GIVEN REQUEST>
Find every line with the string "from" in it, count them, and reply with that count only.

== LISTING

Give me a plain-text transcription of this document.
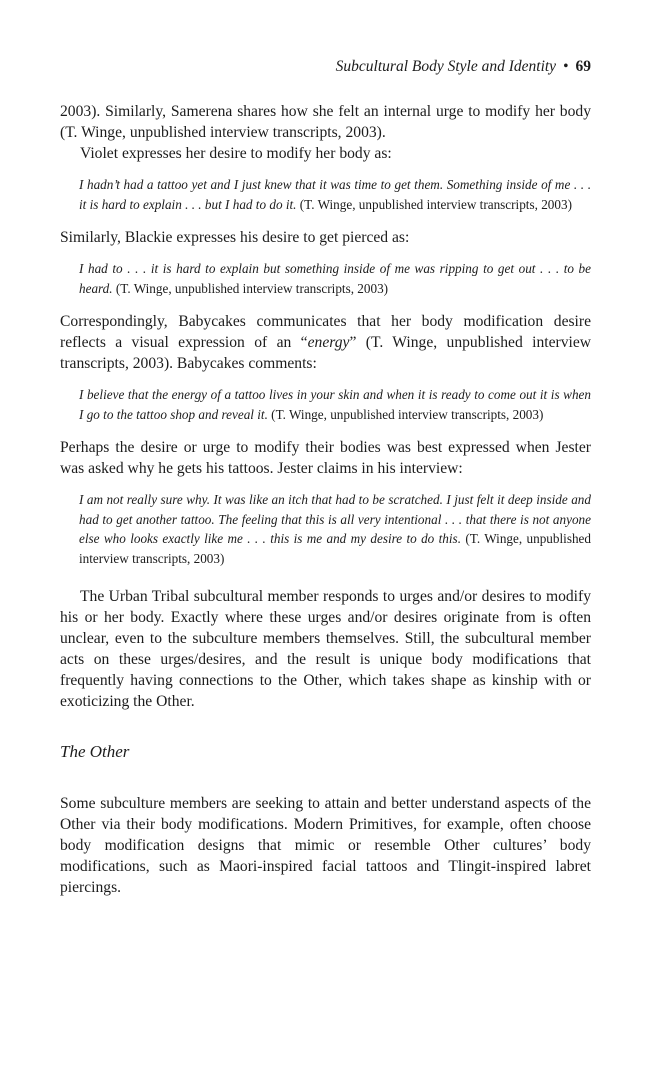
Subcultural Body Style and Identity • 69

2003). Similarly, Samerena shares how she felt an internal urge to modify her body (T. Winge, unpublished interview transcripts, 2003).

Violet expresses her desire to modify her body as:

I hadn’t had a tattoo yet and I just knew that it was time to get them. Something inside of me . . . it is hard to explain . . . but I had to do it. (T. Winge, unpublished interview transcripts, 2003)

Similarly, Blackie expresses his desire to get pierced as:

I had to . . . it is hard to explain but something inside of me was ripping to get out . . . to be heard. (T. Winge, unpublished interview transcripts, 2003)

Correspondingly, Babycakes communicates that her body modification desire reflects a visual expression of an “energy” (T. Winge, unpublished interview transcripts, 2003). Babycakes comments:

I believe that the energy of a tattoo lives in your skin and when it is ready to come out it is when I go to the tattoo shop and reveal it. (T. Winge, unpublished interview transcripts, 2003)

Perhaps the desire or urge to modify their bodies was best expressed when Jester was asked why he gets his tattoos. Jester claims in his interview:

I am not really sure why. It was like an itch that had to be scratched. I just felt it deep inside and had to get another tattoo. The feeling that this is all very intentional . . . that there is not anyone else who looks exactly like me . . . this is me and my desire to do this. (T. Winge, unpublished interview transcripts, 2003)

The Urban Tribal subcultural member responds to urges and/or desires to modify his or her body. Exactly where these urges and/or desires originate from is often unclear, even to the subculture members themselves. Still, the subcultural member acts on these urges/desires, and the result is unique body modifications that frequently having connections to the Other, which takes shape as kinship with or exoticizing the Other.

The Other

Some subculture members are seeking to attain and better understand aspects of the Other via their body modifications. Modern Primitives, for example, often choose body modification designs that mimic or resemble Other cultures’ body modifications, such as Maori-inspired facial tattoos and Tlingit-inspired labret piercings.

====
== LISTING

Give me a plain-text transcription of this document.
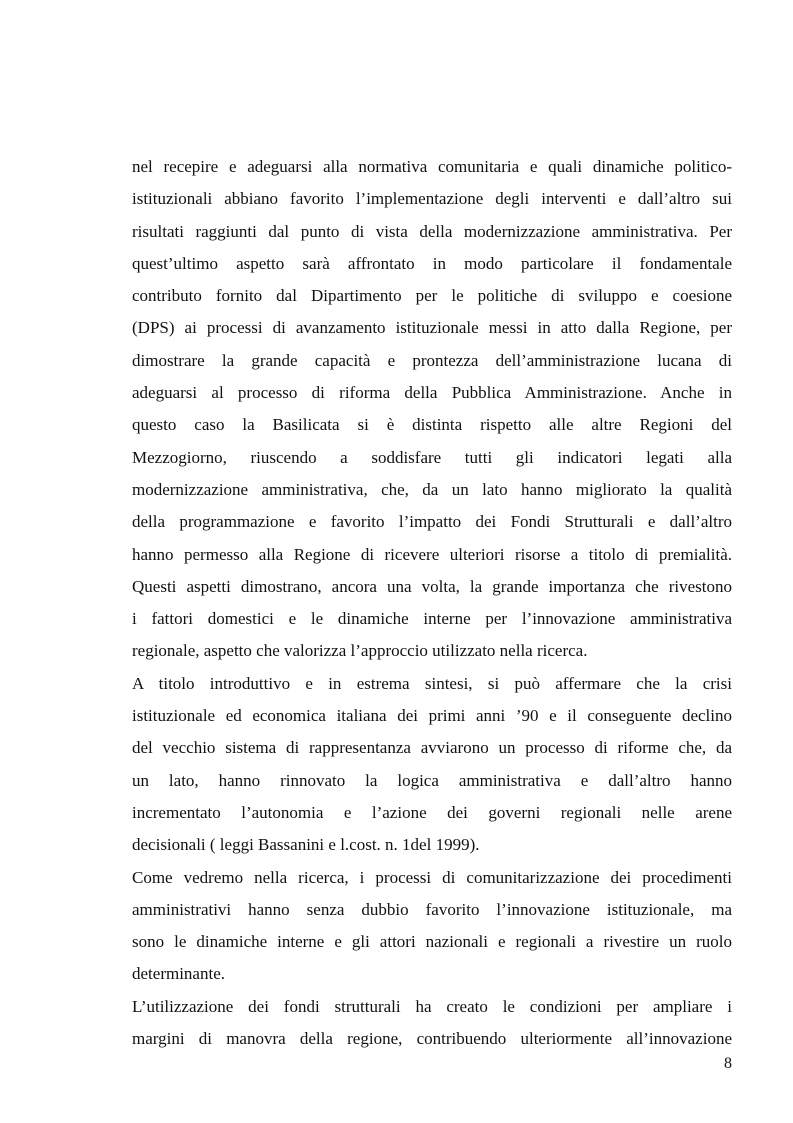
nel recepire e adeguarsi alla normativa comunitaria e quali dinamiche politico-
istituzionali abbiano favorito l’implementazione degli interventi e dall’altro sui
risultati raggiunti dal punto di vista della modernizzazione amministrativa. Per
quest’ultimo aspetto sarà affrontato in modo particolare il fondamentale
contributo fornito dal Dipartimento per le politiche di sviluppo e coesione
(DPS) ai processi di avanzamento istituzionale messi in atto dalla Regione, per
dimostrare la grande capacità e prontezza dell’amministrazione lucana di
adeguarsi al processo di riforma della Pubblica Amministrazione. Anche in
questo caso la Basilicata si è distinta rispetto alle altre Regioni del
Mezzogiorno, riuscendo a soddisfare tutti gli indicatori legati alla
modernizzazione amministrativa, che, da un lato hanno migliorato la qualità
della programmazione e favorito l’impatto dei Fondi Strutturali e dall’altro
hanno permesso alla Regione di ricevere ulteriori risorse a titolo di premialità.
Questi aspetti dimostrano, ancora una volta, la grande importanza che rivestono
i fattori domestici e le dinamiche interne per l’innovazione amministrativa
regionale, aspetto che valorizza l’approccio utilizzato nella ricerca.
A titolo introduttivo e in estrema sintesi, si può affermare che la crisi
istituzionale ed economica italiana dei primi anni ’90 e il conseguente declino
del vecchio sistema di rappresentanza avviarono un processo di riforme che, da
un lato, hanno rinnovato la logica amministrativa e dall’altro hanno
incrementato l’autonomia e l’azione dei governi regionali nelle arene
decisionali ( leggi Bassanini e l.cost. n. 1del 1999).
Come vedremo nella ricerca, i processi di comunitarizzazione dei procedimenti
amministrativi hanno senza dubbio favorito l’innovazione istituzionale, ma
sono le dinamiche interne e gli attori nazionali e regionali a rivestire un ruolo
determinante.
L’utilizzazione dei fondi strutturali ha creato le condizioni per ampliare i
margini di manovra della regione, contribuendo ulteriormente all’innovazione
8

====
== LISTING

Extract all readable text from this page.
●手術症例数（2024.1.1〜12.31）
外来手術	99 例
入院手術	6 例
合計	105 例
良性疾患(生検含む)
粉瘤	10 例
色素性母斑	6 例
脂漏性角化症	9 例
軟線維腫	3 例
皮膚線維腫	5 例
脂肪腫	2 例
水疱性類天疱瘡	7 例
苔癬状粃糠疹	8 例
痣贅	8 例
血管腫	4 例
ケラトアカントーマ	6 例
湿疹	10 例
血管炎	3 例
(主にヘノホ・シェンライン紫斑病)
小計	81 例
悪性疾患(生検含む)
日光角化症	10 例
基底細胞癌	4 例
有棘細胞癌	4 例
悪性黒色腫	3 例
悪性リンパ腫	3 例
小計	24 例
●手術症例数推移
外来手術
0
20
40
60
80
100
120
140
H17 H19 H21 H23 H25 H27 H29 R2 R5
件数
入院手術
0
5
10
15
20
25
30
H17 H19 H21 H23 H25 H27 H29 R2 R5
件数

====

EXERCISE OUTPUT>
2